Collected data entries:

########

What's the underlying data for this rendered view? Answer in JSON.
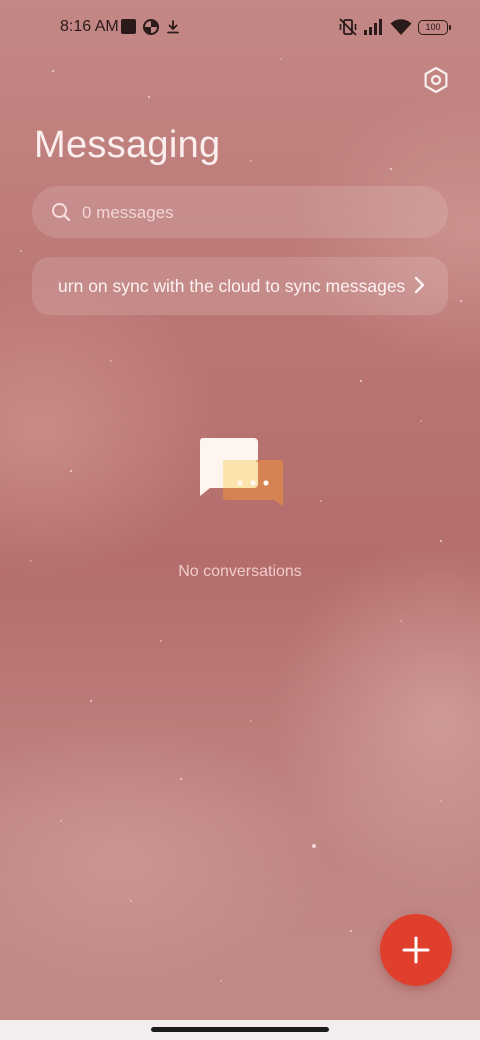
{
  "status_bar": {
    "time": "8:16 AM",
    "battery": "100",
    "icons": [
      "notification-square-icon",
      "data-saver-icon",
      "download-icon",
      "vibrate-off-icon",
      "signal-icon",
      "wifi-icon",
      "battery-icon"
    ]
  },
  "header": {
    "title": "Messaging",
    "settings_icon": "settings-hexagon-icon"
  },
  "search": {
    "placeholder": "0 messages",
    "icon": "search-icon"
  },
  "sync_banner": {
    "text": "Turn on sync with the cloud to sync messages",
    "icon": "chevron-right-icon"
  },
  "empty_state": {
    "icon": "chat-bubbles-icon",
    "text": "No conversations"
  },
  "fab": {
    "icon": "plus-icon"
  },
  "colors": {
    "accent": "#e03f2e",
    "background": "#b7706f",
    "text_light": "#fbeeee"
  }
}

########

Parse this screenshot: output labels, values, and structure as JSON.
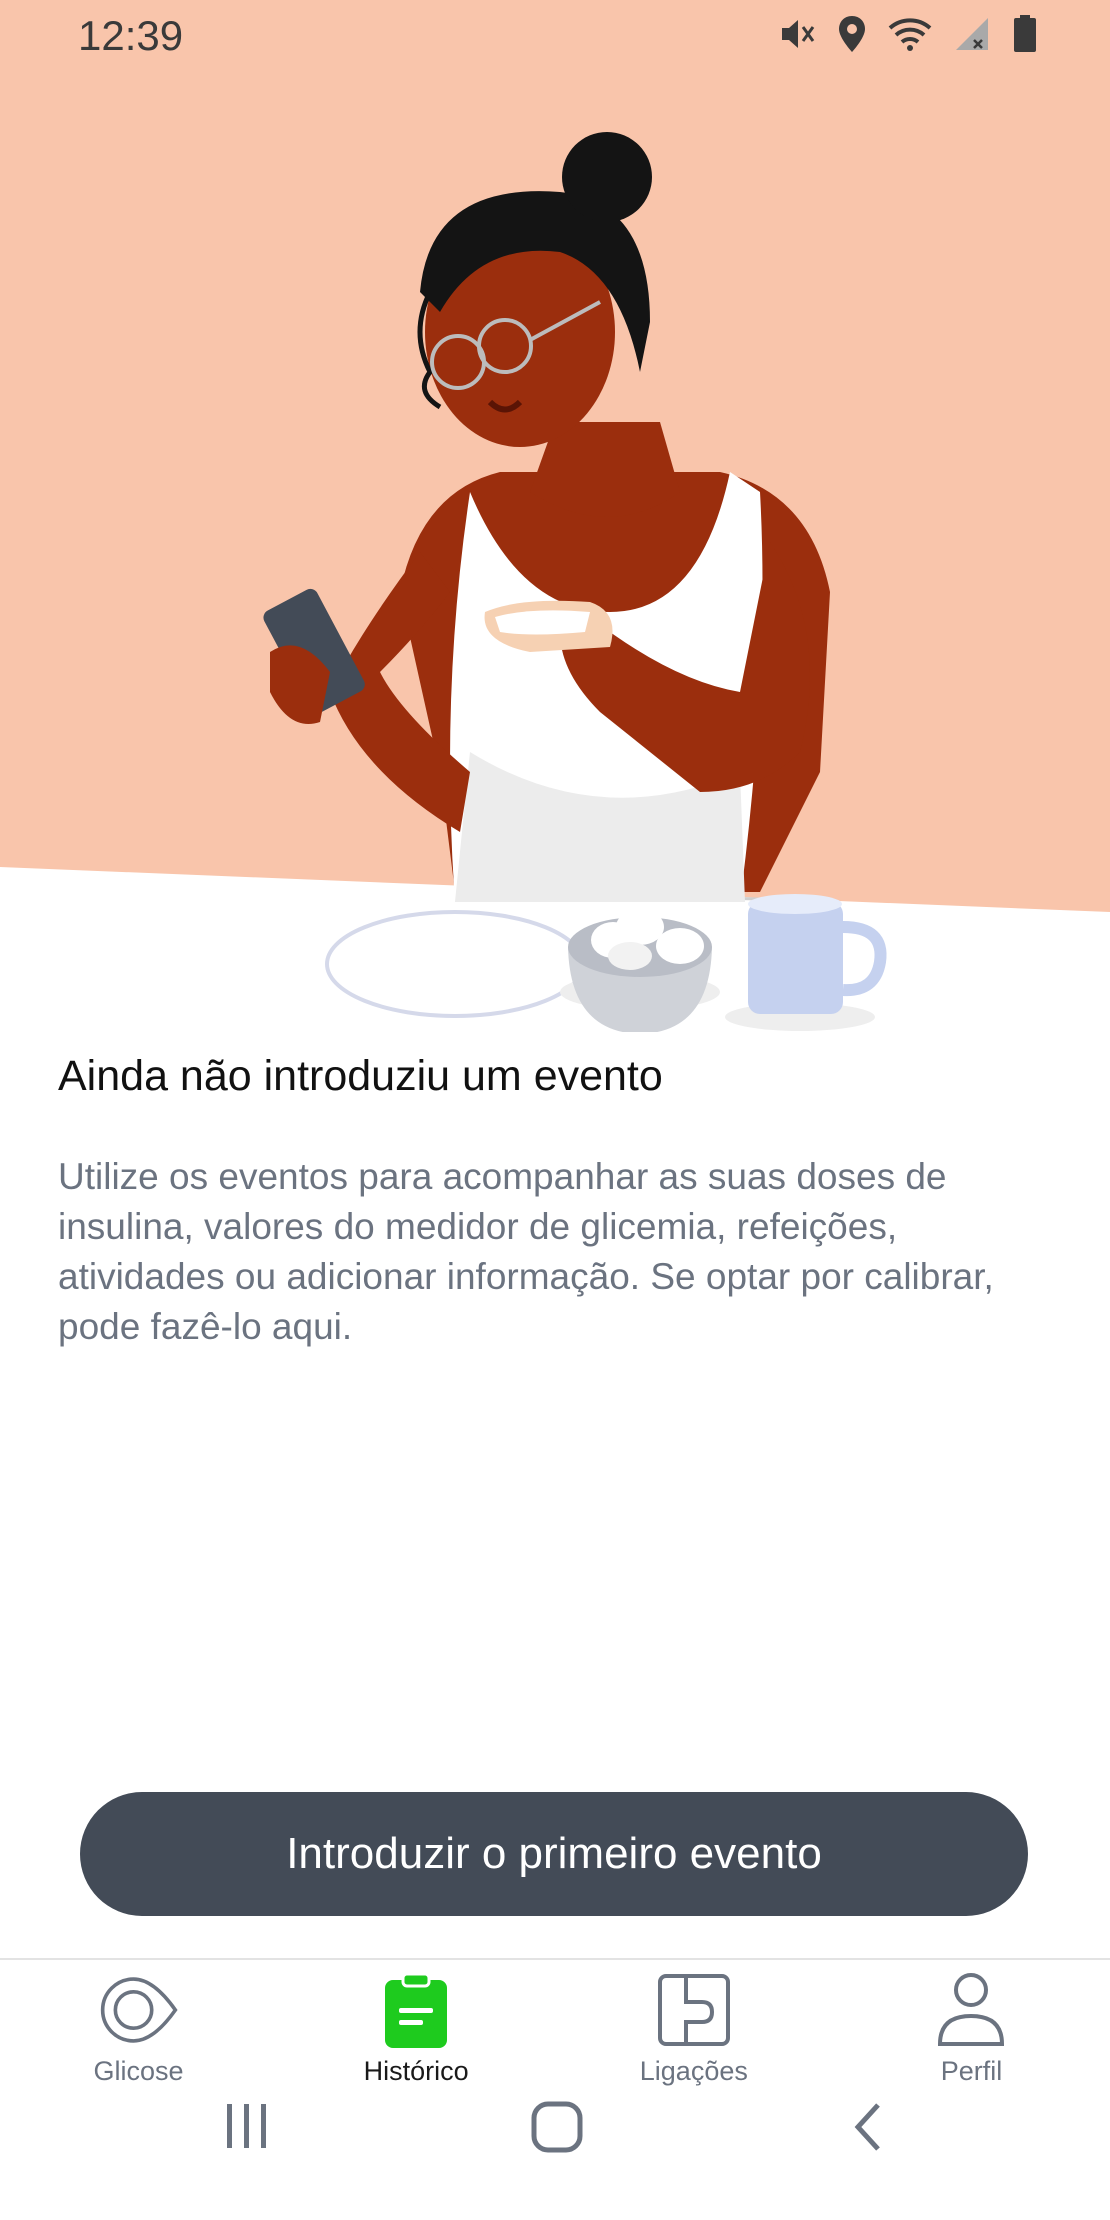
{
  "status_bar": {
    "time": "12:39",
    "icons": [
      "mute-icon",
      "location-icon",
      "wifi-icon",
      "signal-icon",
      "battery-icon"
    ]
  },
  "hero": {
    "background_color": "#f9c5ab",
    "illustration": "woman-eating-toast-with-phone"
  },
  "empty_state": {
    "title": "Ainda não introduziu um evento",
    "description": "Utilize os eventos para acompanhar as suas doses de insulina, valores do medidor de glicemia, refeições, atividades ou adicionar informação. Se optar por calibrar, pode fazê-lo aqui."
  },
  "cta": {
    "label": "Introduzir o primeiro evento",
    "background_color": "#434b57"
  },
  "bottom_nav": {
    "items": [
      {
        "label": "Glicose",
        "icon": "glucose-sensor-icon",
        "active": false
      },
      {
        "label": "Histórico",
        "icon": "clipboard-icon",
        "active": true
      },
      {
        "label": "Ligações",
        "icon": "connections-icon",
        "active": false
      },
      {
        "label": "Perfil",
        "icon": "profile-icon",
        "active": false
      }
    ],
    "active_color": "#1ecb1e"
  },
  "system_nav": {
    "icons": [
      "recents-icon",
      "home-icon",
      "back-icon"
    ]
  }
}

########

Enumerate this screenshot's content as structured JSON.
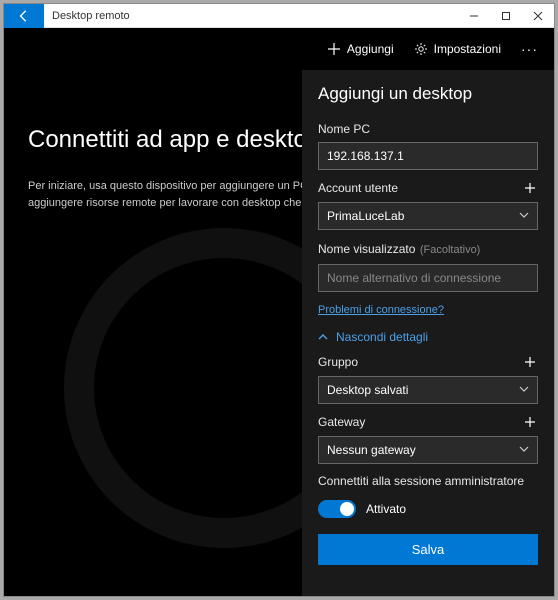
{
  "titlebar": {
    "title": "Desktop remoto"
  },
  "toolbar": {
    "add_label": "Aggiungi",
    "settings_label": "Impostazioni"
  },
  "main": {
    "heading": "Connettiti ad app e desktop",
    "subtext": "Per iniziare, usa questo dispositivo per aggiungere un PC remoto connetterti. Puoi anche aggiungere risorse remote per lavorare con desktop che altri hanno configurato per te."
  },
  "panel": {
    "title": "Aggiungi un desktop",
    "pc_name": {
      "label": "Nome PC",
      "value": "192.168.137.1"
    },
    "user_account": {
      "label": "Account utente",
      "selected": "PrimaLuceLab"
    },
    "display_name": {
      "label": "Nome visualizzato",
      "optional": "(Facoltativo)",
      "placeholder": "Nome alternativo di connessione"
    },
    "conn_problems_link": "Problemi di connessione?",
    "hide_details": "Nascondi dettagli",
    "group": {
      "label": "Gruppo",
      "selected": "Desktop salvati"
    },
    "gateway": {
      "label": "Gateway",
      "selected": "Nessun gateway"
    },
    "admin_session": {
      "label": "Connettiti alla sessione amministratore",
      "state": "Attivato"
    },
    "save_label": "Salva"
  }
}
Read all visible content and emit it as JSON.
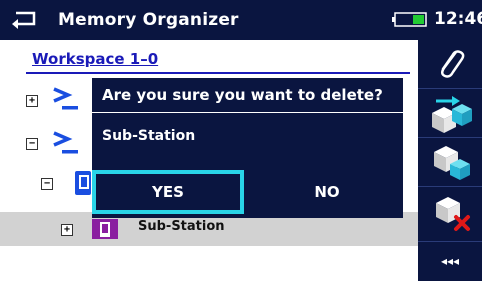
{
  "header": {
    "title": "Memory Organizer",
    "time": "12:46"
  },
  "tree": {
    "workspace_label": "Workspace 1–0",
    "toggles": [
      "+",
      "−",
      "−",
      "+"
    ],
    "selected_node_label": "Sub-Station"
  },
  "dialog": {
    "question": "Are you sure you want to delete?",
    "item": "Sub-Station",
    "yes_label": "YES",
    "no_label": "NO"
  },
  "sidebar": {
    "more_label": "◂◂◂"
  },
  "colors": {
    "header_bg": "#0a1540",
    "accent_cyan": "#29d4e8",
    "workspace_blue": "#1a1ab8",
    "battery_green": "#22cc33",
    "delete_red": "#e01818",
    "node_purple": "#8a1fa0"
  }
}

########

Your task: Of the lines in the records, how many contain the word "Station"? Answer with the number and nothing else.

Task output: 2